### Exercise prompt
Provide nothing beyond the count of lines that include the string "работы".

(Dataset items)
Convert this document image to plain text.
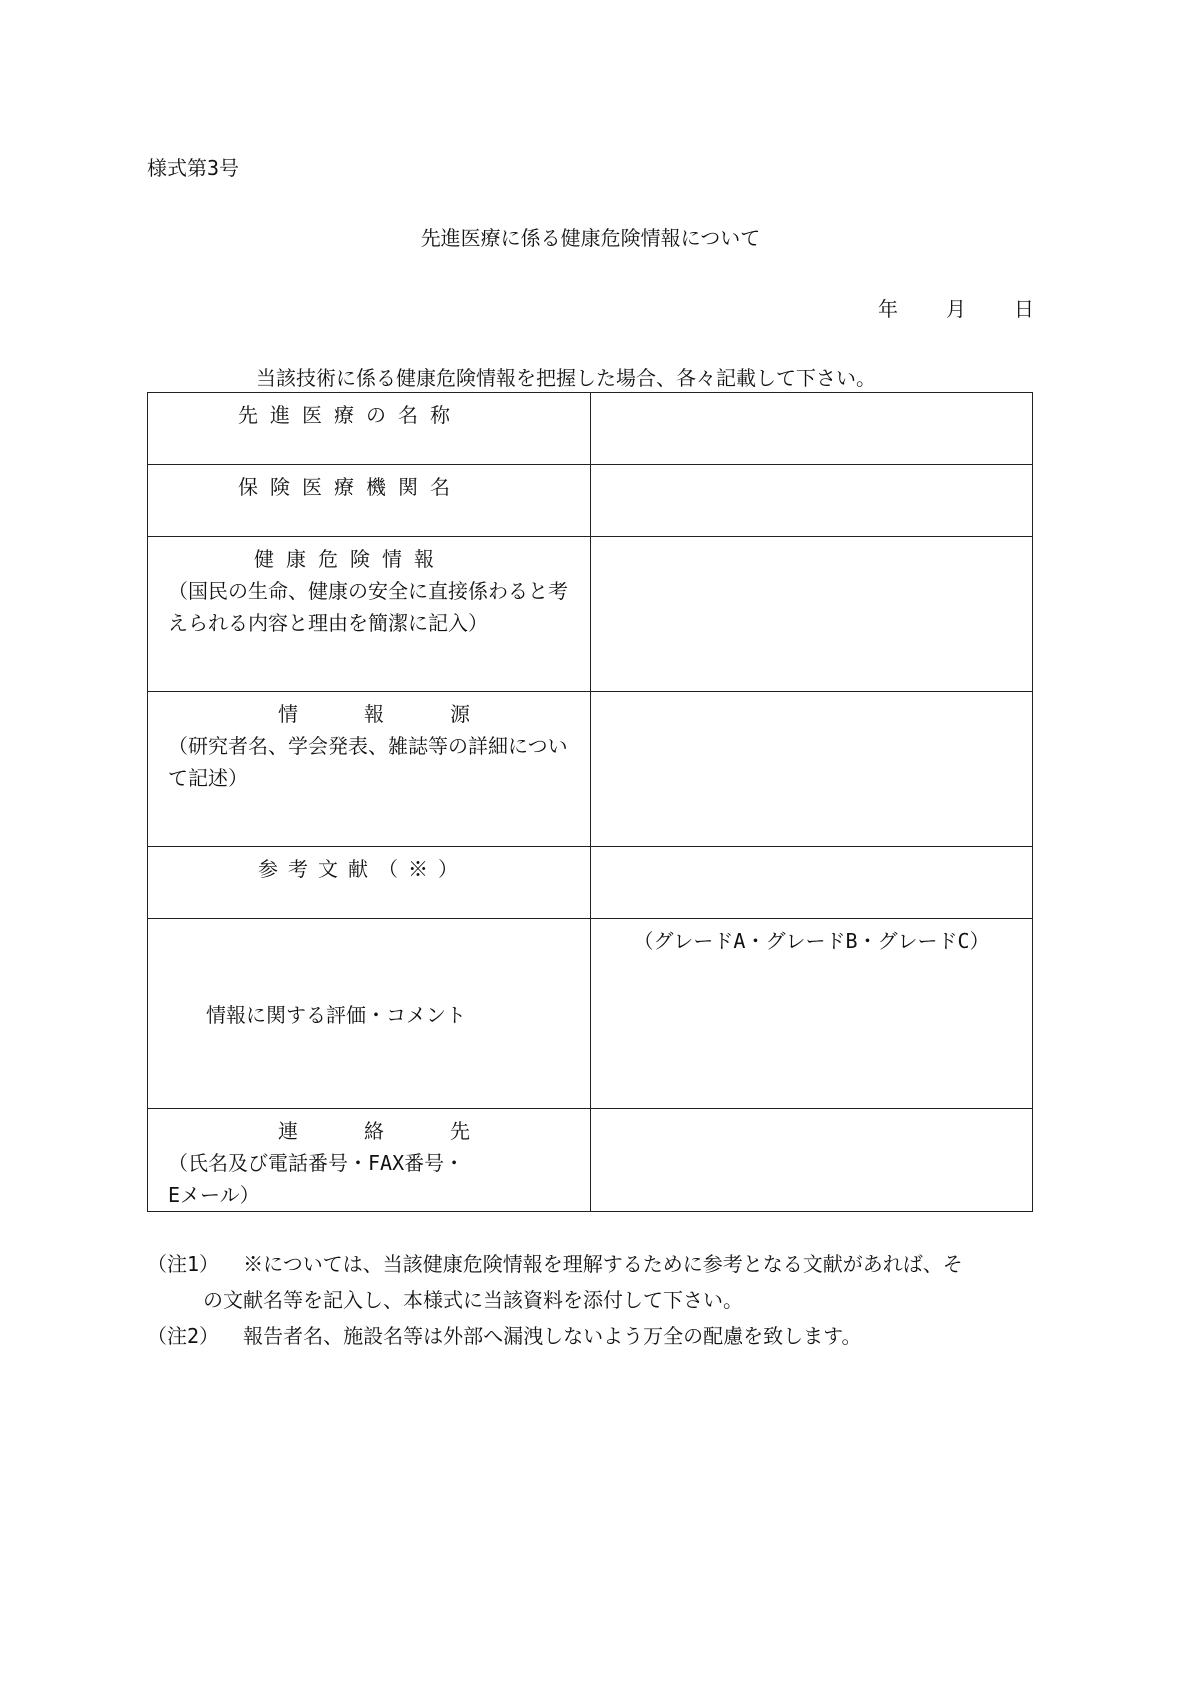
様式第3号
先進医療に係る健康危険情報について
年 月 日
当該技術に係る健康危険情報を把握した場合、各々記載して下さい。
先進医療の名称	

保険医療機関名	

健康危険情報
（国民の生命、健康の安全に直接係わると考えられる内容と理由を簡潔に記入）	

情 報 源
（研究者名、学会発表、雑誌等の詳細について記述）	

参考文献（※）	

情報に関する評価・コメント	（グレードA・グレードB・グレードC）

連 絡 先
（氏名及び電話番号・FAX番号・Eメール）	

（注1） ※については、当該健康危険情報を理解するために参考となる文献があれば、そ
の文献名等を記入し、本様式に当該資料を添付して下さい。
（注2） 報告者名、施設名等は外部へ漏洩しないよう万全の配慮を致します。
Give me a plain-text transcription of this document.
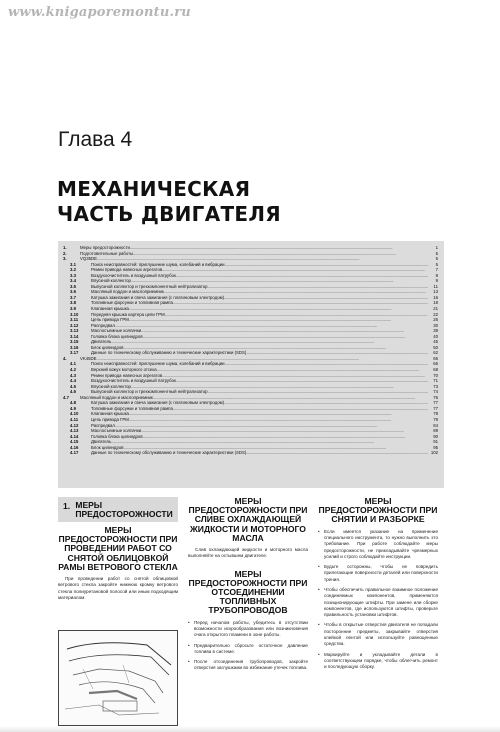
www.knigaporemontu.ru
Глава 4
МЕХАНИЧЕСКАЯ
ЧАСТЬ ДВИГАТЕЛЯ
1.	Меры предосторожности .....	1
2.	Подготовительные работы .....	5
3.	VQ35DE .....	5
3.1	Поиск неисправностей: приглушение шума, колебаний и вибрации .....	5
3.2	Ремни привода навесных агрегатов .....	7
3.3	Воздухоочиститель и воздушный патрубок .....	8
3.4	Впускной коллектор .....	9
3.5	Выпускной коллектор и трехкомпонентный нейтрализатор .....	11
3.6	Масляный поддон и маслоприемник .....	13
3.7	Катушка зажигания и свеча зажигания (с платиновым электродом) .....	16
3.8	Топливные форсунки и топливная рампа .....	18
3.9	Клапанная крышка .....	21
3.10	Передняя крышка картера цепи ГРМ .....	22
3.11	Цепь привода ГРМ .....	26
3.12	Распредвал .....	30
3.13	Маслосъемные колпачки .....	39
3.14	Головка блока цилиндров .....	40
3.15	Двигатель .....	45
3.16	Блок цилиндров .....	50
3.17	Данные по техническому обслуживанию и технические характеристики (SDS) .....	62
4.	VK45DE .....	66
4.1	Поиск неисправностей: приглушение шума, колебаний и вибрации .....	66
4.2	Верхний кожух моторного отсека .....	68
4.3	Ремни привода навесных агрегатов .....	70
4.4	Воздухоочиститель и воздушный патрубок .....	71
4.5	Впускной коллектор .....	73
4.6	Выпускной коллектор и трехкомпонентный нейтрализатор .....	74
4.7	Масляный поддон и маслоприемник .....	76
4.8	Катушка зажигания и свеча зажигания (с платиновым электродом) .....	77
4.9	Топливные форсунки и топливная рампа .....	77
4.10	Клапанная крышка .....	78
4.11	Цепь привода ГРМ .....	79
4.12	Распредвал .....	84
4.13	Маслосъемные колпачки .....	89
4.14	Головка блока цилиндров .....	90
4.15	Двигатель .....	91
4.16	Блок цилиндров .....	95
4.17	Данные по техническому обслуживанию и технические характеристики (SDS) .....	102
1. МЕРЫ ПРЕДОСТОРОЖНОСТИ
МЕРЫ ПРЕДОСТОРОЖНОСТИ ПРИ ПРОВЕДЕНИИ РАБОТ СО СНЯТОЙ ОБЛИЦОВКОЙ РАМЫ ВЕТРОВОГО СТЕКЛА
При проведении работ со снятой облицовкой ветрового стекла закройте нижнюю кромку ветрового стекла полиуретановой полосой или иным подходящим материалом.
МЕРЫ ПРЕДОСТОРОЖНОСТИ ПРИ СЛИВЕ ОХЛАЖДАЮЩЕЙ ЖИДКОСТИ И МОТОРНОГО МАСЛА
Слив охлаждающей жидкости и моторного масла выполняйте на остывшем двигателе.
МЕРЫ ПРЕДОСТОРОЖНОСТИ ПРИ ОТСОЕДИНЕНИИ ТОПЛИВНЫХ ТРУБОПРОВОДОВ
• Перед началом работы, убедитесь в отсутствии возможности искрообразования или возникновения очага открытого пламени в зоне работы.
• Предварительно сбросьте остаточное давление топлива в системе.
• После отсоединения трубопроводов, закройте отверстия заглушками во избежание утечек топлива.
МЕРЫ ПРЕДОСТОРОЖНОСТИ ПРИ СНЯТИИ И РАЗБОРКЕ
• Если имеется указание на применение специального инструмента, то нужно выполнить это требование. При работе соблюдайте меры предосторожности, не прикладывайте чрезмерных усилий и строго соблюдайте инструкции.
• Будьте осторожны, чтобы не повредить прилегающие поверхности деталей или поверхности трения.
• Чтобы обеспечить правильное взаимное положение соединяемых компонентов, применяются позиционирующие штифты. При замене или сборке компонентов, где используются штифты, проверьте правильность установки штифтов.
• Чтобы в открытые отверстия двигателя не попадали посторонние предметы, закрывайте отверстия клейкой лентой или используйте равноценные средства.
• Маркируйте и укладывайте детали в соответствующем порядке, чтобы облегчить ремонт и последующую сборку.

### Exercise solution
2